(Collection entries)

::::

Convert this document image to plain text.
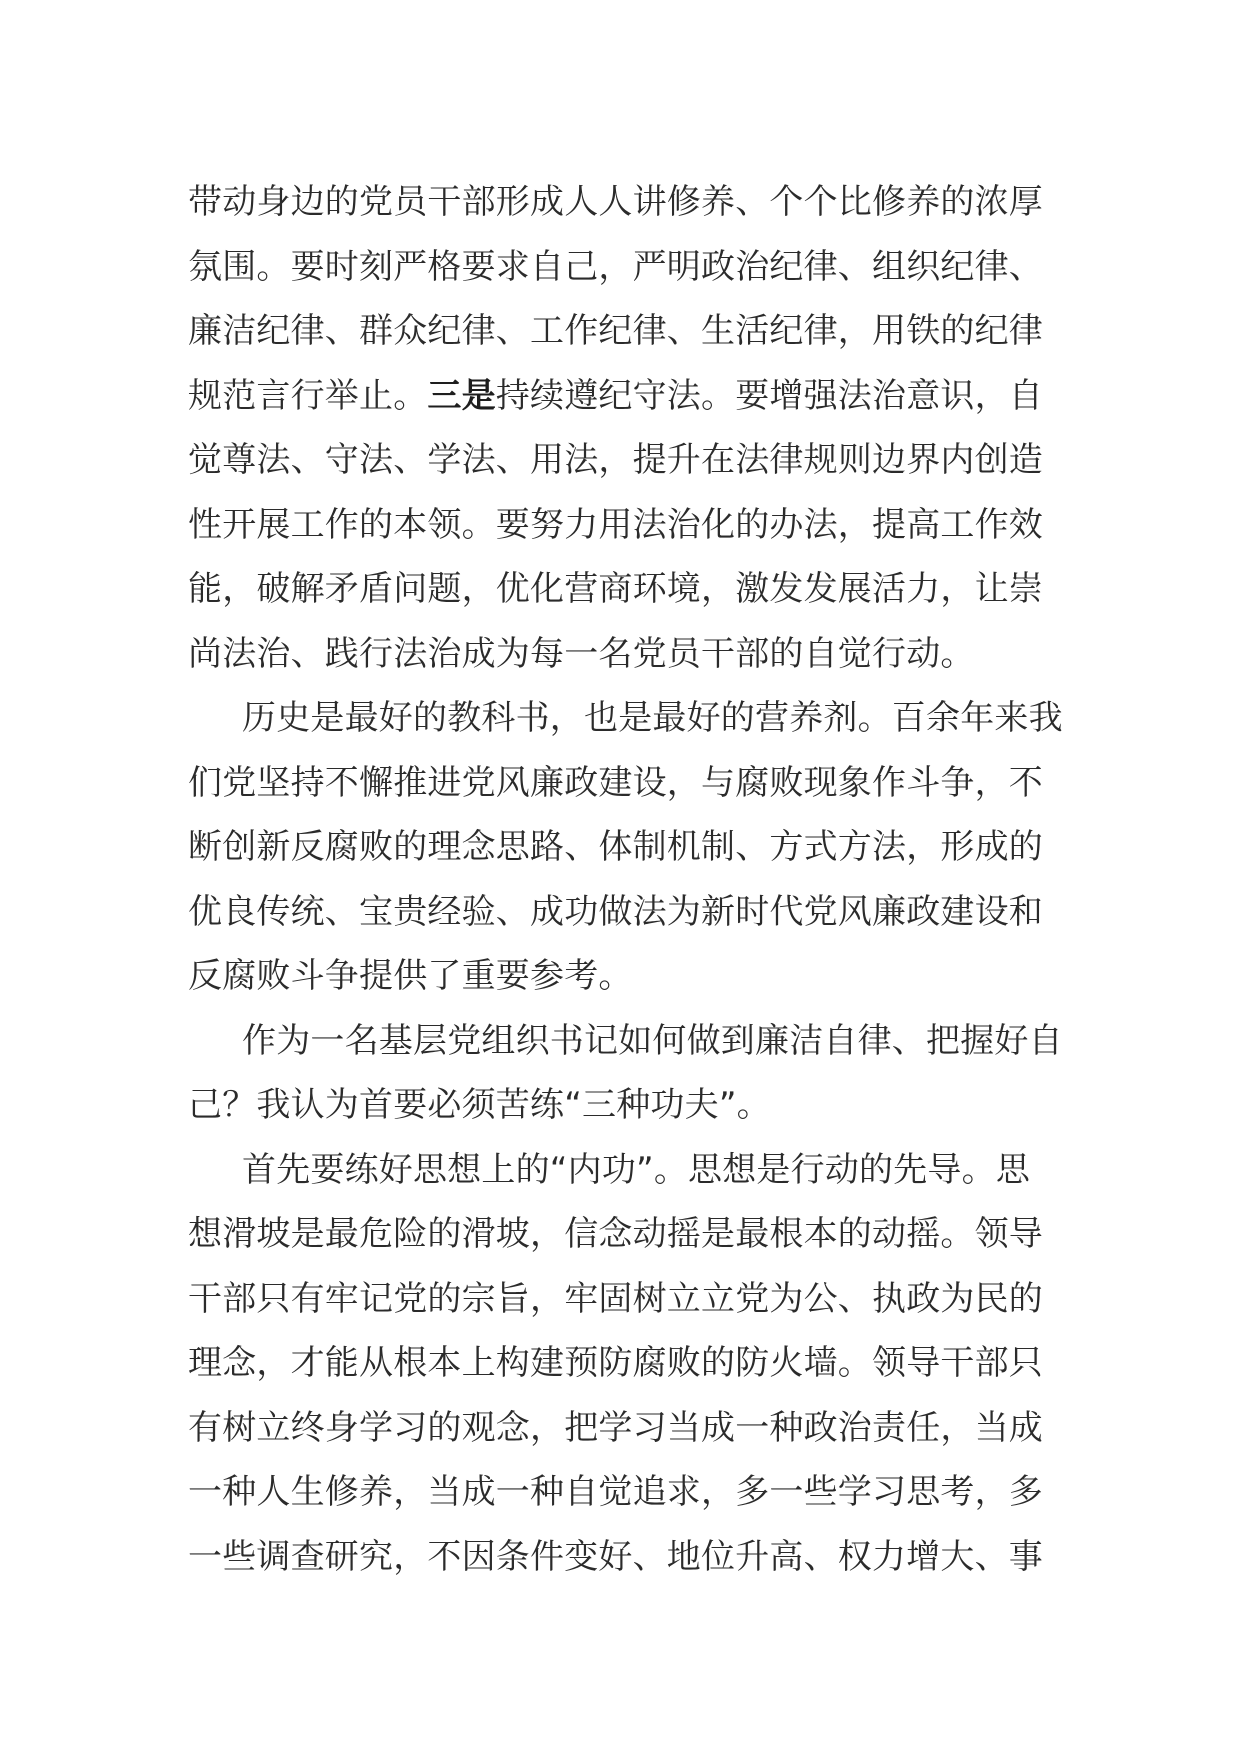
带动身边的党员干部形成人人讲修养、个个比修养的浓厚
氛围。要时刻严格要求自己，严明政治纪律、组织纪律、
廉洁纪律、群众纪律、工作纪律、生活纪律，用铁的纪律
规范言行举止。三是持续遵纪守法。要增强法治意识，自
觉尊法、守法、学法、用法，提升在法律规则边界内创造
性开展工作的本领。要努力用法治化的办法，提高工作效
能，破解矛盾问题，优化营商环境，激发发展活力，让崇
尚法治、践行法治成为每一名党员干部的自觉行动。
历史是最好的教科书，也是最好的营养剂。百余年来我
们党坚持不懈推进党风廉政建设，与腐败现象作斗争，不
断创新反腐败的理念思路、体制机制、方式方法，形成的
优良传统、宝贵经验、成功做法为新时代党风廉政建设和
反腐败斗争提供了重要参考。
作为一名基层党组织书记如何做到廉洁自律、把握好自
己？我认为首要必须苦练“三种功夫”。
首先要练好思想上的“内功”。思想是行动的先导。思
想滑坡是最危险的滑坡，信念动摇是最根本的动摇。领导
干部只有牢记党的宗旨，牢固树立立党为公、执政为民的
理念，才能从根本上构建预防腐败的防火墙。领导干部只
有树立终身学习的观念，把学习当成一种政治责任，当成
一种人生修养，当成一种自觉追求，多一些学习思考，多
一些调查研究，不因条件变好、地位升高、权力增大、事
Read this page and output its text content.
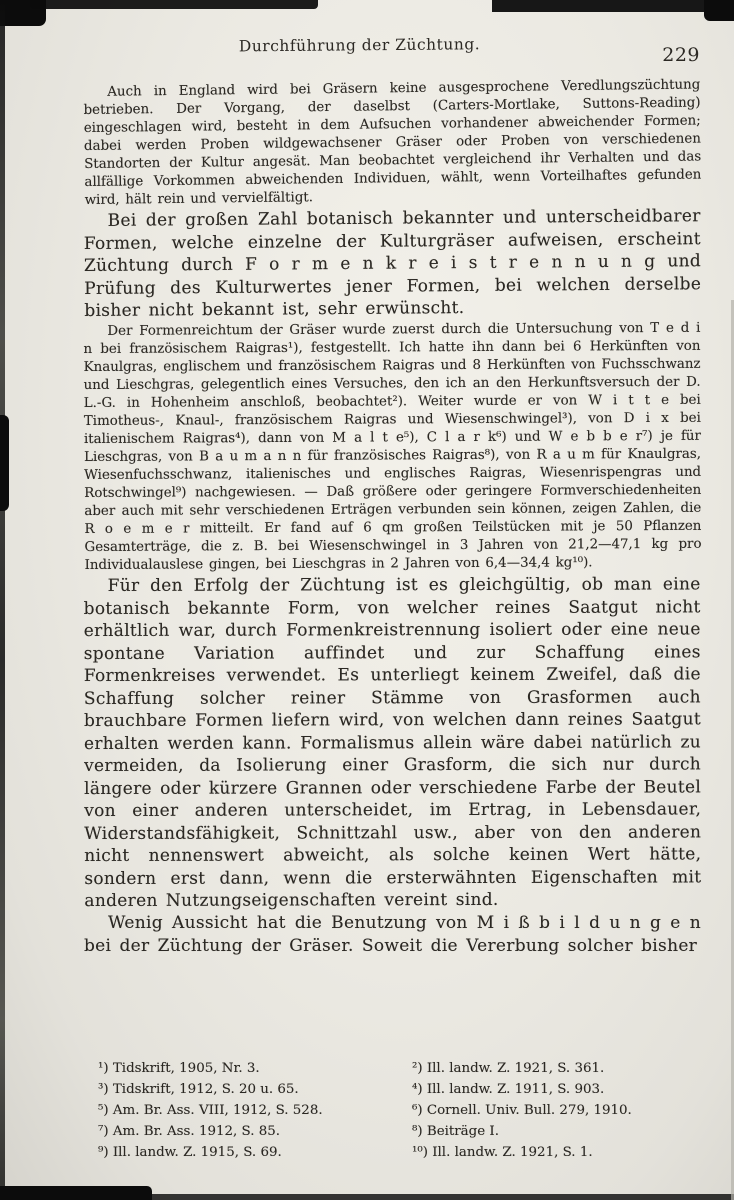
Durchführung der Züchtung.	229

Auch in England wird bei Gräsern keine ausgesprochene Veredlungszüchtung betrieben. Der Vorgang, der daselbst (Carters-Mortlake, Suttons-Reading) eingeschlagen wird, besteht in dem Aufsuchen vorhandener abweichender Formen; dabei werden Proben wildgewachsener Gräser oder Proben von verschiedenen Standorten der Kultur angesät. Man beobachtet vergleichend ihr Verhalten und das allfällige Vorkommen abweichenden Individuen, wählt, wenn Vorteilhaftes gefunden wird, hält rein und vervielfältigt.

Bei der großen Zahl botanisch bekannter und unterscheidbarer Formen, welche einzelne der Kulturgräser aufweisen, erscheint Züchtung durch F o r m e n k r e i s t r e n n u n g und Prüfung des Kulturwertes jener Formen, bei welchen derselbe bisher nicht bekannt ist, sehr erwünscht.

Der Formenreichtum der Gräser wurde zuerst durch die Untersuchung von T e d i n bei französischem Raigras¹), festgestellt. Ich hatte ihn dann bei 6 Herkünften von Knaulgras, englischem und französischem Raigras und 8 Herkünften von Fuchsschwanz und Lieschgras, gelegentlich eines Versuches, den ich an den Herkunftsversuch der D. L.-G. in Hohenheim anschloß, beobachtet²). Weiter wurde er von W i t t e bei Timotheus-, Knaul-, französischem Raigras und Wiesenschwingel³), von D i x bei italienischem Raigras⁴), dann von M a l t e⁵), C l a r k⁶) und W e b b e r⁷) je für Lieschgras, von B a u m a n n für französisches Raigras⁸), von R a u m für Knaulgras, Wiesenfuchsschwanz, italienisches und englisches Raigras, Wiesenrispengras und Rotschwingel⁹) nachgewiesen. — Daß größere oder geringere Formverschiedenheiten aber auch mit sehr verschiedenen Erträgen verbunden sein können, zeigen Zahlen, die R o e m e r mitteilt. Er fand auf 6 qm großen Teilstücken mit je 50 Pflanzen Gesamterträge, die z. B. bei Wiesenschwingel in 3 Jahren von 21,2—47,1 kg pro Individualauslese gingen, bei Lieschgras in 2 Jahren von 6,4—34,4 kg¹⁰).

Für den Erfolg der Züchtung ist es gleichgültig, ob man eine botanisch bekannte Form, von welcher reines Saatgut nicht erhältlich war, durch Formenkreistrennung isoliert oder eine neue spontane Variation auffindet und zur Schaffung eines Formenkreises verwendet. Es unterliegt keinem Zweifel, daß die Schaffung solcher reiner Stämme von Grasformen auch brauchbare Formen liefern wird, von welchen dann reines Saatgut erhalten werden kann. Formalismus allein wäre dabei natürlich zu vermeiden, da Isolierung einer Grasform, die sich nur durch längere oder kürzere Grannen oder verschiedene Farbe der Beutel von einer anderen unterscheidet, im Ertrag, in Lebensdauer, Widerstandsfähigkeit, Schnittzahl usw., aber von den anderen nicht nennenswert abweicht, als solche keinen Wert hätte, sondern erst dann, wenn die ersterwähnten Eigenschaften mit anderen Nutzungseigenschaften vereint sind.

Wenig Aussicht hat die Benutzung von M i ß b i l d u n g e n bei der Züchtung der Gräser. Soweit die Vererbung solcher bisher

¹) Tidskrift, 1905, Nr. 3.	²) Ill. landw. Z. 1921, S. 361.
³) Tidskrift, 1912, S. 20 u. 65.	⁴) Ill. landw. Z. 1911, S. 903.
⁵) Am. Br. Ass. VIII, 1912, S. 528.	⁶) Cornell. Univ. Bull. 279, 1910.
⁷) Am. Br. Ass. 1912, S. 85.	⁸) Beiträge I.
⁹) Ill. landw. Z. 1915, S. 69.	¹⁰) Ill. landw. Z. 1921, S. 1.
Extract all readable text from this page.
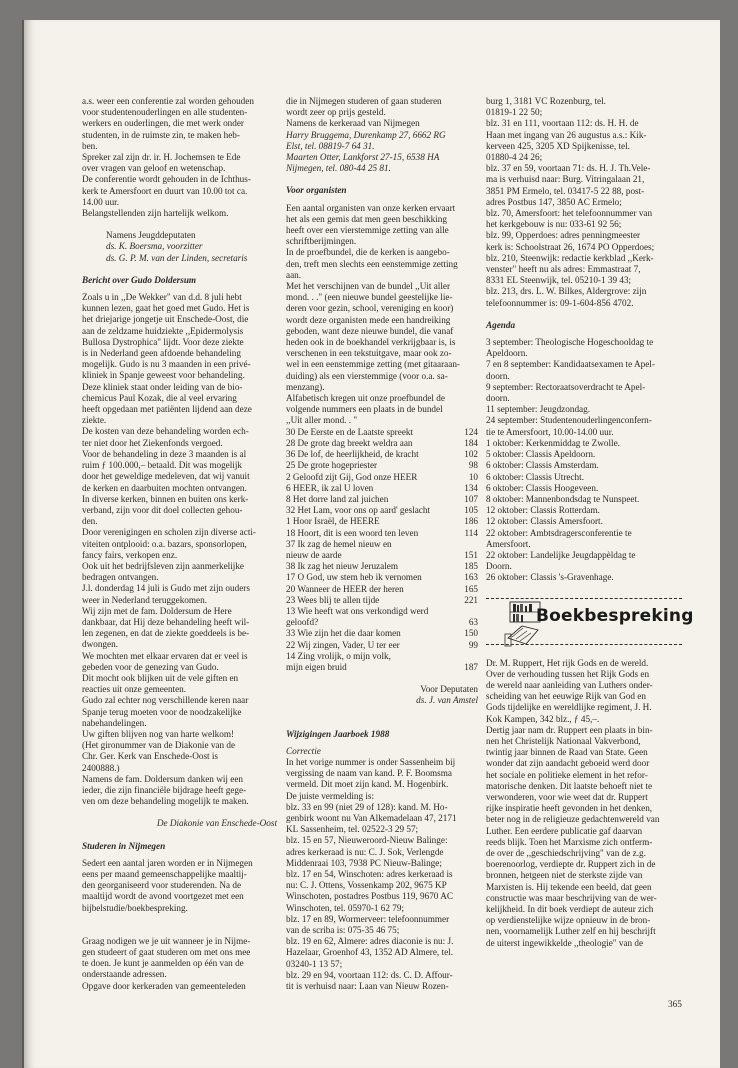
a.s. weer een conferentie zal worden gehouden

voor studentenouderlingen en alle studenten-

werkers en ouderlingen, die met werk onder

studenten, in de ruimste zin, te maken heb-

ben.

Spreker zal zijn dr. ir. H. Jochemsen te Ede

over vragen van geloof en wetenschap.

De conferentie wordt gehouden in de Ichthus-

kerk te Amersfoort en duurt van 10.00 tot ca.

14.00 uur.

Belangstellenden zijn hartelijk welkom.

Namens Jeugddeputaten

ds. K. Boersma, voorzitter

ds. G. P. M. van der Linden, secretaris

Bericht over Gudo Doldersum

Zoals u in ,,De Wekker" van d.d. 8 juli hebt

kunnen lezen, gaat het goed met Gudo. Het is

het driejarige jongetje uit Enschede-Oost, die

aan de zeldzame huidziekte ,,Epidermolysis

Bullosa Dystrophica" lijdt. Voor deze ziekte

is in Nederland geen afdoende behandeling

mogelijk. Gudo is nu 3 maanden in een privé-

kliniek in Spanje geweest voor behandeling.

Deze kliniek staat onder leiding van de bio-

chemicus Paul Kozak, die al veel ervaring

heeft opgedaan met patiënten lijdend aan deze

ziekte.

De kosten van deze behandeling worden ech-

ter niet door het Ziekenfonds vergoed.

Voor de behandeling in deze 3 maanden is al

ruim ƒ 100.000,– betaald. Dit was mogelijk

door het geweldige medeleven, dat wij vanuit

de kerken en daarbuiten mochten ontvangen.

In diverse kerken, binnen en buiten ons kerk-

verband, zijn voor dit doel collecten gehou-

den.

Door verenigingen en scholen zijn diverse acti-

viteiten ontplooid: o.a. bazars, sponsorlopen,

fancy fairs, verkopen enz.

Ook uit het bedrijfsleven zijn aanmerkelijke

bedragen ontvangen.

J.l. donderdag 14 juli is Gudo met zijn ouders

weer in Nederland teruggekomen.

Wij zijn met de fam. Doldersum de Here

dankbaar, dat Hij deze behandeling heeft wil-

len zegenen, en dat de ziekte goeddeels is be-

dwongen.

We mochten met elkaar ervaren dat er veel is

gebeden voor de genezing van Gudo.

Dit mocht ook blijken uit de vele giften en

reacties uit onze gemeenten.

Gudo zal echter nog verschillende keren naar

Spanje terug moeten voor de noodzakelijke

nabehandelingen.

Uw giften blijven nog van harte welkom!

(Het gironummer van de Diakonie van de

Chr. Ger. Kerk van Enschede-Oost is

2400888.)

Namens de fam. Doldersum danken wij een

ieder, die zijn financiële bijdrage heeft gege-

ven om deze behandeling mogelijk te maken.

De Diakonie van Enschede-Oost

Studeren in Nijmegen

Sedert een aantal jaren worden er in Nijmegen

eens per maand gemeenschappelijke maaltij-

den georganiseerd voor studerenden. Na de

maaltijd wordt de avond voortgezet met een

bijbelstudie/boekbespreking.

Graag nodigen we je uit wanneer je in Nijme-

gen studeert of gaat studeren om met ons mee

te doen. Je kunt je aanmelden op één van de

onderstaande adressen.

Opgave door kerkeraden van gemeenteleden

die in Nijmegen studeren of gaan studeren

wordt zeer op prijs gesteld.

Namens de kerkeraad van Nijmegen

Harry Bruggema, Durenkamp 27, 6662 RG

Elst, tel. 08819-7 64 31.

Maarten Otter, Lankforst 27-15, 6538 HA

Nijmegen, tel. 080-44 25 81.

Voor organisten

Een aantal organisten van onze kerken ervaart

het als een gemis dat men geen beschikking

heeft over een vierstemmige zetting van alle

schriftberijmingen.

In de proefbundel, die de kerken is aangebo-

den, treft men slechts een eenstemmige zetting

aan.

Met het verschijnen van de bundel ,,Uit aller

mond. . ." (een nieuwe bundel geestelijke lie-

deren voor gezin, school, vereniging en koor)

wordt deze organisten mede een handreiking

geboden, want deze nieuwe bundel, die vanaf

heden ook in de boekhandel verkrijgbaar is, is

verschenen in een tekstuitgave, maar ook zo-

wel in een eenstemmige zetting (met gitaaraan-

duiding) als een vierstemmige (voor o.a. sa-

menzang).

Alfabetisch kregen uit onze proefbundel de

volgende nummers een plaats in de bundel

,,Uit aller mond. . "

30 De Eerste en de Laatste spreekt	124
28 De grote dag breekt weldra aan	184
36 De lof, de heerlijkheid, de kracht	102
25 De grote hogepriester	98
2 Geloofd zijt Gij, God onze HEER	10
6 HEER, ik zal U loven	134
8 Het dorre land zal juichen	107
32 Het Lam, voor ons op aard' geslacht	105
1 Hoor Israël, de HEERE	186
18 Hoort, dit is een woord ten leven	114
37 Ik zag de hemel nieuw en	
nieuw de aarde	151
38 Ik zag het nieuw Jeruzalem	185
17 O God, uw stem heb ik vernomen	163
20 Wanneer de HEER der heren	165
23 Wees blij te allen tijde	221
13 Wie heeft wat ons verkondigd werd	
geloofd?	63
33 Wie zijn het die daar komen	150
22 Wij zingen, Vader, U ter eer	99
14 Zing vrolijk, o mijn volk,	
mijn eigen bruid	187

Voor Deputaten

ds. J. van Amstel

Wijzigingen Jaarboek 1988

Correctie

In het vorige nummer is onder Sassenheim bij

vergissing de naam van kand. P. F. Boomsma

vermeld. Dit moet zijn kand. M. Hogenbirk.

De juiste vermelding is:

blz. 33 en 99 (niet 29 of 128): kand. M. Ho-

genbirk woont nu Van Alkemadelaan 47, 2171

KL Sassenheim, tel. 02522-3 29 57;

blz. 15 en 57, Nieuweroord-Nieuw Balinge:

adres kerkeraad is nu: C. J. Sok, Verlengde

Middenraai 103, 7938 PC Nieuw-Balinge;

blz. 17 en 54, Winschoten: adres kerkeraad is

nu: C. J. Ottens, Vossenkamp 202, 9675 KP

Winschoten, postadres Postbus 119, 9670 AC

Winschoten, tel. 05970-1 62 79;

blz. 17 en 89, Wormerveer: telefoonnummer

van de scriba is: 075-35 46 75;

blz. 19 en 62, Almere: adres diaconie is nu: J.

Hazelaar, Groenhof 43, 1352 AD Almere, tel.

03240-1 13 57;

blz. 29 en 94, voortaan 112: ds. C. D. Affour-

tit is verhuisd naar: Laan van Nieuw Rozen-

burg 1, 3181 VC Rozenburg, tel.

01819-1 22 50;

blz. 31 en 111, voortaan 112: ds. H. H. de

Haan met ingang van 26 augustus a.s.: Kik-

kerveen 425, 3205 XD Spijkenisse, tel.

01880-4 24 26;

blz. 37 en 59, voortaan 71: ds. H. J. Th.Vele-

ma is verhuisd naar: Burg. Vitringalaan 21,

3851 PM Ermelo, tel. 03417-5 22 88, post-

adres Postbus 147, 3850 AC Ermelo;

blz. 70, Amersfoort: het telefoonnummer van

het kerkgebouw is nu: 033-61 92 56;

blz. 99, Opperdoes: adres penningmeester

kerk is: Schoolstraat 26, 1674 PO Opperdoes;

blz. 210, Steenwijk: redactie kerkblad ,,Kerk-

venster" heeft nu als adres: Emmastraat 7,

8331 EL Steenwijk, tel. 05210-1 39 43;

blz. 213, drs. L. W. Bilkes, Aldergrove: zijn

telefoonnummer is: 09-1-604-856 4702.

Agenda

3 september: Theologische Hogeschooldag te

Apeldoorn.

7 en 8 september: Kandidaatsexamen te Apel-

doorn.

9 september: Rectoraatsoverdracht te Apel-

doorn.

11 september: Jeugdzondag.

24 september: Studentenouderlingenconfern-

tie te Amersfoort, 10.00-14.00 uur.

1 oktober: Kerkenmiddag te Zwolle.

5 oktober: Classis Apeldoorn.

6 oktober: Classis Amsterdam.

6 oktober: Classis Utrecht.

6 oktober: Classis Hoogeveen.

8 oktober: Mannenbondsdag te Nunspeet.

12 oktober: Classis Rotterdam.

12 oktober: Classis Amersfoort.

22 oktober: Ambtsdragersconferentie te

Amersfoort.

22 oktober: Landelijke Jeugdappèldag te

Doorn.

26 oktober: Classis 's-Gravenhage.

Boekbespreking

Dr. M. Ruppert, Het rijk Gods en de wereld.

Over de verhouding tussen het Rijk Gods en

de wereld naar aanleiding van Luthers onder-

scheiding van het eeuwige Rijk van God en

Gods tijdelijke en wereldlijke regiment, J. H.

Kok Kampen, 342 blz., ƒ 45,–.

Dertig jaar nam dr. Ruppert een plaats in bin-

nen het Christelijk Nationaal Vakverbond,

twintig jaar binnen de Raad van State. Geen

wonder dat zijn aandacht geboeid werd door

het sociale en politieke element in het refor-

matorische denken. Dit laatste behoeft niet te

verwonderen, voor wie weet dat dr. Ruppert

rijke inspiratie heeft gevonden in het denken,

beter nog in de religieuze gedachtenwereld van

Luther. Een eerdere publicatie gaf daarvan

reeds blijk. Toen het Marxisme zich ontferm-

de over de ,,geschiedschrijving" van de z.g.

boerenoorlog, verdiepte dr. Ruppert zich in de

bronnen, hetgeen niet de sterkste zijde van

Marxisten is. Hij tekende een beeld, dat geen

constructie was maar beschrijving van de wer-

kelijkheid. In dit boek verdiept de auteur zich

op verdienstelijke wijze opnieuw in de bron-

nen, voornamelijk Luther zelf en hij beschrijft

de uiterst ingewikkelde ,,theologie" van de

365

::::

Each line of the data that includes the word "onze" counts once; report the total and nothing more.

> **FULL OUTPUT**: 4